### DIRECTIONS FOR THIS TASK
Return the line containing "What does this" and all lines after it exactly; stop at the end of the material.

☆ ☆ ☆

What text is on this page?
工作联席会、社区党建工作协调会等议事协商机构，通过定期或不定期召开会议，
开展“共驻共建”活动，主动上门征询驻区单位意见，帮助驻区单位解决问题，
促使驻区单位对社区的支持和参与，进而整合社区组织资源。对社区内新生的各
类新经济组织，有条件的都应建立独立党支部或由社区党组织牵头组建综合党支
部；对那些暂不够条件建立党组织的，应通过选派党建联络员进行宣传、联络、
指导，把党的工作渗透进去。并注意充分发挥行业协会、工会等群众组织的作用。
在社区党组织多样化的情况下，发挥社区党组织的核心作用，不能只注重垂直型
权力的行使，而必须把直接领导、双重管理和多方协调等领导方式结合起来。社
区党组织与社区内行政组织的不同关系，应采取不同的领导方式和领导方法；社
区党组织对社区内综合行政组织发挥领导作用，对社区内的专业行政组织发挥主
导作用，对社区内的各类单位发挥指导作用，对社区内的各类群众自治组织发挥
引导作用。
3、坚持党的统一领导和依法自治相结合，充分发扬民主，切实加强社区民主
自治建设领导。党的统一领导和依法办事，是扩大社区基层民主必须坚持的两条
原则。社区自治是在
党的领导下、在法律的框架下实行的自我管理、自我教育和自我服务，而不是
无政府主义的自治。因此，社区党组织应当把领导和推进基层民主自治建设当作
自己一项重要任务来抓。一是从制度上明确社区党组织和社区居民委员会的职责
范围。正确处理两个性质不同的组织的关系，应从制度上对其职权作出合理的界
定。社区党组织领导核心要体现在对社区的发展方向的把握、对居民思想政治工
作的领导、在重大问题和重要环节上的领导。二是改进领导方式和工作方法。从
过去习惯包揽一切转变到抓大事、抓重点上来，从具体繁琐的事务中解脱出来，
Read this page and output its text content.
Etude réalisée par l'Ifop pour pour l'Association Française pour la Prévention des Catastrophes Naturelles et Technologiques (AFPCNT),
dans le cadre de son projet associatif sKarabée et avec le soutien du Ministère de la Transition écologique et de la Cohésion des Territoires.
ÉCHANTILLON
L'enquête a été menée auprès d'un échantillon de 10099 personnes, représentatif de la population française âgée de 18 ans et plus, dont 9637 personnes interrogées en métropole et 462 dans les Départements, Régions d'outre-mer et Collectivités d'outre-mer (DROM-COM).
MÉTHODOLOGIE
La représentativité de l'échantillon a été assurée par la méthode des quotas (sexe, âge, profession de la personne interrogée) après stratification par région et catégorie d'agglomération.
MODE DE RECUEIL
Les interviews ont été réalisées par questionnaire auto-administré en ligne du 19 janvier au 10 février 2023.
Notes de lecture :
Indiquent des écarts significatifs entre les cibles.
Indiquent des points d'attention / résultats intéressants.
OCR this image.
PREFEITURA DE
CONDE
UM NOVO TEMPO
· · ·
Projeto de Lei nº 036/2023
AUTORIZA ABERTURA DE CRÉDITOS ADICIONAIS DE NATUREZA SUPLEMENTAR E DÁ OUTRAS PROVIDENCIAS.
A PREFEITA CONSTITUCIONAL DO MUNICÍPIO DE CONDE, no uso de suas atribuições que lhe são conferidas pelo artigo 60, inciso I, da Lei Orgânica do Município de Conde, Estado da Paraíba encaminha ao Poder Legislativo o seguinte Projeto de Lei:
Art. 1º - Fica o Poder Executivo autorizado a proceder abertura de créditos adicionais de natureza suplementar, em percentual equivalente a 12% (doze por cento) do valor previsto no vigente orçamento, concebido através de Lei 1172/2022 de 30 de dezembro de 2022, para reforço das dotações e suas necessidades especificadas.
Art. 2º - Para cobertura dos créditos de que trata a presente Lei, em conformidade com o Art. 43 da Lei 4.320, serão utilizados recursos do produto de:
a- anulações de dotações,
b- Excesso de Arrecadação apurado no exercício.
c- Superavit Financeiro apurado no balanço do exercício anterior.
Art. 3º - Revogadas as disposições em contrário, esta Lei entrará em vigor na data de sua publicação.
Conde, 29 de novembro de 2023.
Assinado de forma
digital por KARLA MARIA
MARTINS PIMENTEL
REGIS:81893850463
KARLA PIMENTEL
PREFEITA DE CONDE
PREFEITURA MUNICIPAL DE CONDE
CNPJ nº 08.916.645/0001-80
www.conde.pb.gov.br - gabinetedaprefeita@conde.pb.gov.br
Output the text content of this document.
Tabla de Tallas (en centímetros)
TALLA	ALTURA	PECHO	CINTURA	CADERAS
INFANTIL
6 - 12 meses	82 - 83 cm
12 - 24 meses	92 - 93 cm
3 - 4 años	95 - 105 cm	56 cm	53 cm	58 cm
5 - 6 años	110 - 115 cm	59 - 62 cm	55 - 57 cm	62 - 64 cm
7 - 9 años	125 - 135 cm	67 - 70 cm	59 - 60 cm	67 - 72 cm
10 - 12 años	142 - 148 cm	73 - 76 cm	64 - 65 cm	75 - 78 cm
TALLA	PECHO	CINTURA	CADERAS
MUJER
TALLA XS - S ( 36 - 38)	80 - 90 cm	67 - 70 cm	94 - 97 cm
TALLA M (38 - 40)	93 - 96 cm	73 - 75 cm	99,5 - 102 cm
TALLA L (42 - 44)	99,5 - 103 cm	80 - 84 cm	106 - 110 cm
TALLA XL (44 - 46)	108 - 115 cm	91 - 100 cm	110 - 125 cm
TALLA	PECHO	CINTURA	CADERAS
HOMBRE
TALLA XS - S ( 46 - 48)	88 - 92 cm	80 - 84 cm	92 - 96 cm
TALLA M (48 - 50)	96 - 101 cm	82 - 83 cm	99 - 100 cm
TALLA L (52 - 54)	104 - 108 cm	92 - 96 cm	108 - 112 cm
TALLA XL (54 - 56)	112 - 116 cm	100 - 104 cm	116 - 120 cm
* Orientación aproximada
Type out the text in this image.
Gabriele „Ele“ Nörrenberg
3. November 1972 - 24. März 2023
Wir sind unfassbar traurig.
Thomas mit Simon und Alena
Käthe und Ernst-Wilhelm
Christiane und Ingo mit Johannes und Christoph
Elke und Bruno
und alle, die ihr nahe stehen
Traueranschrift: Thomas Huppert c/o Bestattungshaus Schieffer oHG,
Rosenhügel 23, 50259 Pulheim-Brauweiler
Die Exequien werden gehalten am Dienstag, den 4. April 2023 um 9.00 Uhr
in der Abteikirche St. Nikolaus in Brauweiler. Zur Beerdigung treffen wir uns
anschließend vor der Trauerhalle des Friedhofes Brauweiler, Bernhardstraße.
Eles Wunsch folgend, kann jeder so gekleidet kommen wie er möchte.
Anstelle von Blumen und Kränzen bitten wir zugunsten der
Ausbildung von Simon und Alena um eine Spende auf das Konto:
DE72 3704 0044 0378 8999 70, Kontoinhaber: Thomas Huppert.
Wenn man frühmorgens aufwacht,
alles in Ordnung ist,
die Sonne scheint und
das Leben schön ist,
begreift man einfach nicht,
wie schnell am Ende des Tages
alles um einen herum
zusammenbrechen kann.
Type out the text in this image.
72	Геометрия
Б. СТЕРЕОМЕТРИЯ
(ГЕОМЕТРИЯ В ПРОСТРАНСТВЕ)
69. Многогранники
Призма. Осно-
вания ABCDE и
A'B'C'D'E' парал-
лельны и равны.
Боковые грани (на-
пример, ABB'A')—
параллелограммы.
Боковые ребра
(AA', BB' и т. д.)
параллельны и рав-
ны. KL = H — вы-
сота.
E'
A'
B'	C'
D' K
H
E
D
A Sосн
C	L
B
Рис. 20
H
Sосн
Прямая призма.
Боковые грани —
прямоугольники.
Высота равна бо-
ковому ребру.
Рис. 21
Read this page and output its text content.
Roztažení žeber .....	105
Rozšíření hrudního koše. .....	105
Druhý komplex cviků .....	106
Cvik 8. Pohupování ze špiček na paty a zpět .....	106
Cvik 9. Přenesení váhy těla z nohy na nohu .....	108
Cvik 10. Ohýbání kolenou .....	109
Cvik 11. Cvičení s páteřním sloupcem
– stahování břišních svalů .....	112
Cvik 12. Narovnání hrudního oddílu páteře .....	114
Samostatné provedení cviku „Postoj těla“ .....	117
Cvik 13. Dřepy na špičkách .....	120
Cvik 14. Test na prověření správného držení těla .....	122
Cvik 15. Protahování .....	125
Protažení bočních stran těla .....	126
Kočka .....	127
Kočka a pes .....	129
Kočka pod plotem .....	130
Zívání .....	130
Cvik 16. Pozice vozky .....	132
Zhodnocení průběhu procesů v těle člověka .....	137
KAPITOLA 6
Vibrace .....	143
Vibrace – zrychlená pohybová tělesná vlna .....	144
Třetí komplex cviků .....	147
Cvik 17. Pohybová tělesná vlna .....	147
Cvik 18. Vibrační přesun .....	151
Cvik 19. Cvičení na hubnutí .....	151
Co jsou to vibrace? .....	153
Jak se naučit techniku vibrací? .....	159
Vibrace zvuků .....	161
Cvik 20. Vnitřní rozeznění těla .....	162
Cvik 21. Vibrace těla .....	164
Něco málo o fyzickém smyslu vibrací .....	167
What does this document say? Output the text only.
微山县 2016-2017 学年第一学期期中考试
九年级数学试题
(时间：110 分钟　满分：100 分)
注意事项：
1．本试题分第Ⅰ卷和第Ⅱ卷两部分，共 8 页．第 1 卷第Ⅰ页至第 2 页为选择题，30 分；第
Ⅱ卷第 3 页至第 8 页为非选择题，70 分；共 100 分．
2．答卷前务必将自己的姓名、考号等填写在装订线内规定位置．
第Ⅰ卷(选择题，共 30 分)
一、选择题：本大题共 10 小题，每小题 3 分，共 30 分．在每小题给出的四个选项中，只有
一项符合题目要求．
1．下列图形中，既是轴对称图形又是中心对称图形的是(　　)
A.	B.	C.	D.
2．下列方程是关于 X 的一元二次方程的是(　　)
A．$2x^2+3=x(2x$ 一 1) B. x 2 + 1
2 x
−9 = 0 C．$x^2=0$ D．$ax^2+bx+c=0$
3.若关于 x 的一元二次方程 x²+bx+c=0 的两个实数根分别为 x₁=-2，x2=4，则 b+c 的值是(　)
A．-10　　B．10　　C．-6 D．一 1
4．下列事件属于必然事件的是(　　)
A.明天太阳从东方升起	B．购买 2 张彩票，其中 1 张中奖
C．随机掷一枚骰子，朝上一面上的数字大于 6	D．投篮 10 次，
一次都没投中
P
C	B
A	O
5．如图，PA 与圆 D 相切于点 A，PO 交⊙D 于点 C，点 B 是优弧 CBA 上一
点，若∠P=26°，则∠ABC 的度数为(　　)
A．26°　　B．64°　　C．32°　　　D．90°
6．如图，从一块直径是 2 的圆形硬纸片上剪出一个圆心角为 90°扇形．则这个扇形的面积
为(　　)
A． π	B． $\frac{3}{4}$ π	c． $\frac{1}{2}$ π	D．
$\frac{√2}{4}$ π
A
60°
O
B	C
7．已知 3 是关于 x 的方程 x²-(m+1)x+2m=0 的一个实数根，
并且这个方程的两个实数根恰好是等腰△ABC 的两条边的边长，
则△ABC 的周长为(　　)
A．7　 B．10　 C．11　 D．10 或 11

☆ ☆ ☆

### SOLUTION
What does this document say? Output the text only.
微山县 2016-2017 学年第一学期期中考试
九年级数学试题
(时间：110 分钟　满分：100 分)
注意事项：
1．本试题分第Ⅰ卷和第Ⅱ卷两部分，共 8 页．第 1 卷第Ⅰ页至第 2 页为选择题，30 分；第
Ⅱ卷第 3 页至第 8 页为非选择题，70 分；共 100 分．
2．答卷前务必将自己的姓名、考号等填写在装订线内规定位置．
第Ⅰ卷(选择题，共 30 分)
一、选择题：本大题共 10 小题，每小题 3 分，共 30 分．在每小题给出的四个选项中，只有
一项符合题目要求．
1．下列图形中，既是轴对称图形又是中心对称图形的是(　　)
A.	B.	C.	D.
2．下列方程是关于 X 的一元二次方程的是(　　)
A．$2x^2+3=x(2x$ 一 1) B. x 2 + 1
2 x
−9 = 0 C．$x^2=0$ D．$ax^2+bx+c=0$
3.若关于 x 的一元二次方程 x²+bx+c=0 的两个实数根分别为 x₁=-2，x2=4，则 b+c 的值是(　)
A．-10　　B．10　　C．-6 D．一 1
4．下列事件属于必然事件的是(　　)
A.明天太阳从东方升起	B．购买 2 张彩票，其中 1 张中奖
C．随机掷一枚骰子，朝上一面上的数字大于 6	D．投篮 10 次，
一次都没投中
P
C	B
A	O
5．如图，PA 与圆 D 相切于点 A，PO 交⊙D 于点 C，点 B 是优弧 CBA 上一
点，若∠P=26°，则∠ABC 的度数为(　　)
A．26°　　B．64°　　C．32°　　　D．90°
6．如图，从一块直径是 2 的圆形硬纸片上剪出一个圆心角为 90°扇形．则这个扇形的面积
为(　　)
A． π	B． $\frac{3}{4}$ π	c． $\frac{1}{2}$ π	D．
$\frac{√2}{4}$ π
A
60°
O
B	C
7．已知 3 是关于 x 的方程 x²-(m+1)x+2m=0 的一个实数根，
并且这个方程的两个实数根恰好是等腰△ABC 的两条边的边长，
则△ABC 的周长为(　　)
A．7　 B．10　 C．11　 D．10 或 11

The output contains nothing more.